-- WHAT TO PRODUCE --
All of the listing below must be repeated word for word. Pictures are the only thing to omit.

-- DATA PROVIDED --
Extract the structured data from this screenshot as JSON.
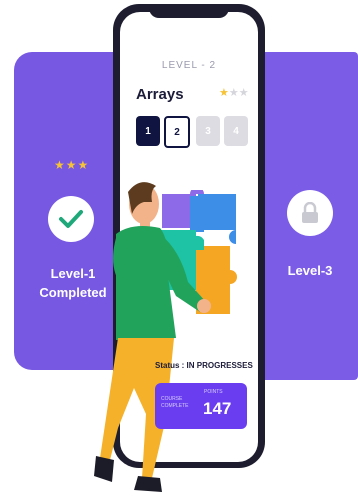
{
  "levels": {
    "completed": {
      "label": "Level-1 Completed",
      "line1": "Level-1",
      "line2": "Completed",
      "stars": "★★★"
    },
    "locked": {
      "label": "Level-3"
    }
  },
  "phone": {
    "level_title": "LEVEL - 2",
    "topic_title": "Arrays",
    "rating": {
      "on": "★",
      "off": "★★"
    },
    "tiles": [
      "1",
      "2",
      "3",
      "4"
    ],
    "status": "Status : IN PROGRESSES",
    "score_card": {
      "label_left": "COURSE COMPLETE",
      "label_points": "POINTS",
      "points": "147"
    }
  },
  "colors": {
    "accent": "#7658e3",
    "star": "#f6c236",
    "navy": "#0f1440",
    "score_bg": "#6a3ef0"
  },
  "icons": [
    "check-icon",
    "lock-icon",
    "star-icon",
    "puzzle-illustration",
    "person-illustration"
  ]
}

-- CORRECT RESPONSE --
Extract the structured data from this screenshot as JSON.
{
  "levels": {
    "completed": {
      "label": "Level-1 Completed",
      "line1": "Level-1",
      "line2": "Completed",
      "stars": "★★★"
    },
    "locked": {
      "label": "Level-3"
    }
  },
  "phone": {
    "level_title": "LEVEL - 2",
    "topic_title": "Arrays",
    "rating": {
      "on": "★",
      "off": "★★"
    },
    "tiles": [
      "1",
      "2",
      "3",
      "4"
    ],
    "status": "Status : IN PROGRESSES",
    "score_card": {
      "label_left": "COURSE COMPLETE",
      "label_points": "POINTS",
      "points": "147"
    }
  },
  "colors": {
    "accent": "#7658e3",
    "star": "#f6c236",
    "navy": "#0f1440",
    "score_bg": "#6a3ef0"
  },
  "icons": [
    "check-icon",
    "lock-icon",
    "star-icon",
    "puzzle-illustration",
    "person-illustration"
  ]
}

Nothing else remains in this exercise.